[Records]
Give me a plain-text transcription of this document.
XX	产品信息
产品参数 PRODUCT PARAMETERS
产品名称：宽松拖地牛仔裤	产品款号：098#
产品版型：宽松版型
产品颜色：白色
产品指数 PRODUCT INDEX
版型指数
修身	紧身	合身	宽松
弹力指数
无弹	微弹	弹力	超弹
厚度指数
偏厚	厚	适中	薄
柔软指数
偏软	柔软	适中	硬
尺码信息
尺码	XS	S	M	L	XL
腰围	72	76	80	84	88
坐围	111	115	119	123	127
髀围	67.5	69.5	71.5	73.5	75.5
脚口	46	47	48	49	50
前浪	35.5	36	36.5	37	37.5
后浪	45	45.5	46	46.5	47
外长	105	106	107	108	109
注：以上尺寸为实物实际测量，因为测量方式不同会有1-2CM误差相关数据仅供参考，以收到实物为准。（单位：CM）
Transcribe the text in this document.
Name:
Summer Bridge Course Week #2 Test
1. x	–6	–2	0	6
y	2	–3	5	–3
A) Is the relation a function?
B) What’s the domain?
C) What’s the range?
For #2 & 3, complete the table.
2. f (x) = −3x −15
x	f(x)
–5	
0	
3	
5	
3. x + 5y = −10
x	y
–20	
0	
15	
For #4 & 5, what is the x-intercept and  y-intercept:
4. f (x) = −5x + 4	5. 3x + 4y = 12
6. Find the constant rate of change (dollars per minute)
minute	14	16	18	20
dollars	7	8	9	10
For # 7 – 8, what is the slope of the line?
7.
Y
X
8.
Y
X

▶ **Brief**
Only lines with the string "minute" belong in your answer; copy each one.

▶ **Task answer**
6. Find the constant rate of change (dollars per minute)
minute	14	16	18	20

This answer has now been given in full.